◆ What to work on ◆
For this exercise, repeat all of the material verbatim apart from its images.

>> Begin

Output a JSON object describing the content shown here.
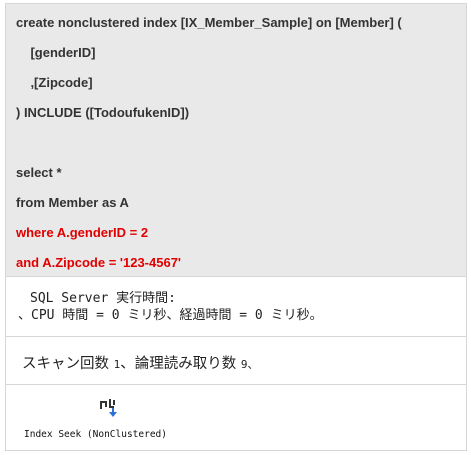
{
  "code": {
    "lines": [
      "create nonclustered index [IX_Member_Sample] on [Member] (",
      "    [genderID]",
      "    ,[Zipcode]",
      ") INCLUDE ([TodoufukenID])",
      "",
      "select *",
      "from Member as A",
      "where A.genderID = 2",
      "and A.Zipcode = '123-4567'"
    ],
    "highlight_color": "#e00000"
  },
  "messages": {
    "time_header": "SQL Server 実行時間:",
    "time_detail": "、CPU 時間 = 0 ミリ秒、経過時間 = 0 ミリ秒。",
    "scan_label": "スキャン回数 ",
    "scan_count": "1",
    "logical_label": "、論理読み取り数 ",
    "logical_count": "9",
    "logical_suffix": "、"
  },
  "plan": {
    "icon": "index-seek-icon",
    "operator_label": "Index Seek (NonClustered)"
  }
}
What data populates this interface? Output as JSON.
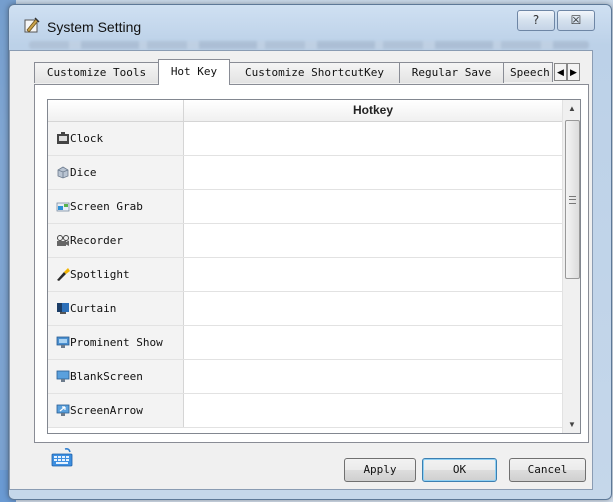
{
  "window": {
    "title": "System Setting",
    "help_label": "?",
    "close_label": "☒"
  },
  "tabs": [
    {
      "label": "Customize Tools",
      "active": false
    },
    {
      "label": "Hot Key",
      "active": true
    },
    {
      "label": "Customize ShortcutKey",
      "active": false
    },
    {
      "label": "Regular Save",
      "active": false
    },
    {
      "label": "Speech",
      "active": false
    }
  ],
  "tab_scroll": {
    "left": "◀",
    "right": "▶"
  },
  "grid": {
    "column_header": "Hotkey",
    "rows": [
      {
        "label": "Clock",
        "icon": "clock-icon",
        "hotkey": ""
      },
      {
        "label": "Dice",
        "icon": "dice-icon",
        "hotkey": ""
      },
      {
        "label": "Screen Grab",
        "icon": "screen-grab-icon",
        "hotkey": ""
      },
      {
        "label": "Recorder",
        "icon": "recorder-icon",
        "hotkey": ""
      },
      {
        "label": "Spotlight",
        "icon": "spotlight-icon",
        "hotkey": ""
      },
      {
        "label": "Curtain",
        "icon": "curtain-icon",
        "hotkey": ""
      },
      {
        "label": "Prominent Show",
        "icon": "prominent-show-icon",
        "hotkey": ""
      },
      {
        "label": "BlankScreen",
        "icon": "blank-screen-icon",
        "hotkey": ""
      },
      {
        "label": "ScreenArrow",
        "icon": "screen-arrow-icon",
        "hotkey": ""
      }
    ]
  },
  "footer": {
    "keyboard_icon": "keyboard-icon",
    "apply_label": "Apply",
    "ok_label": "OK",
    "cancel_label": "Cancel"
  },
  "colors": {
    "accent": "#3c7fb1",
    "titlebar": "#bcd1e8"
  }
}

>> End

◆ Written solution ◆
Output a JSON object describing the content shown here.
{
  "code": {
    "lines": [
      "create nonclustered index [IX_Member_Sample] on [Member] (",
      "    [genderID]",
      "    ,[Zipcode]",
      ") INCLUDE ([TodoufukenID])",
      "",
      "select *",
      "from Member as A",
      "where A.genderID = 2",
      "and A.Zipcode = '123-4567'"
    ],
    "highlight_color": "#e00000"
  },
  "messages": {
    "time_header": "SQL Server 実行時間:",
    "time_detail": "、CPU 時間 = 0 ミリ秒、経過時間 = 0 ミリ秒。",
    "scan_label": "スキャン回数 ",
    "scan_count": "1",
    "logical_label": "、論理読み取り数 ",
    "logical_count": "9",
    "logical_suffix": "、"
  },
  "plan": {
    "icon": "index-seek-icon",
    "operator_label": "Index Seek (NonClustered)"
  }
}
What data populates this interface? Output as JSON.
{
  "window": {
    "title": "System Setting",
    "help_label": "?",
    "close_label": "☒"
  },
  "tabs": [
    {
      "label": "Customize Tools",
      "active": false
    },
    {
      "label": "Hot Key",
      "active": true
    },
    {
      "label": "Customize ShortcutKey",
      "active": false
    },
    {
      "label": "Regular Save",
      "active": false
    },
    {
      "label": "Speech",
      "active": false
    }
  ],
  "tab_scroll": {
    "left": "◀",
    "right": "▶"
  },
  "grid": {
    "column_header": "Hotkey",
    "rows": [
      {
        "label": "Clock",
        "icon": "clock-icon",
        "hotkey": ""
      },
      {
        "label": "Dice",
        "icon": "dice-icon",
        "hotkey": ""
      },
      {
        "label": "Screen Grab",
        "icon": "screen-grab-icon",
        "hotkey": ""
      },
      {
        "label": "Recorder",
        "icon": "recorder-icon",
        "hotkey": ""
      },
      {
        "label": "Spotlight",
        "icon": "spotlight-icon",
        "hotkey": ""
      },
      {
        "label": "Curtain",
        "icon": "curtain-icon",
        "hotkey": ""
      },
      {
        "label": "Prominent Show",
        "icon": "prominent-show-icon",
        "hotkey": ""
      },
      {
        "label": "BlankScreen",
        "icon": "blank-screen-icon",
        "hotkey": ""
      },
      {
        "label": "ScreenArrow",
        "icon": "screen-arrow-icon",
        "hotkey": ""
      }
    ]
  },
  "footer": {
    "keyboard_icon": "keyboard-icon",
    "apply_label": "Apply",
    "ok_label": "OK",
    "cancel_label": "Cancel"
  },
  "colors": {
    "accent": "#3c7fb1",
    "titlebar": "#bcd1e8"
  }
}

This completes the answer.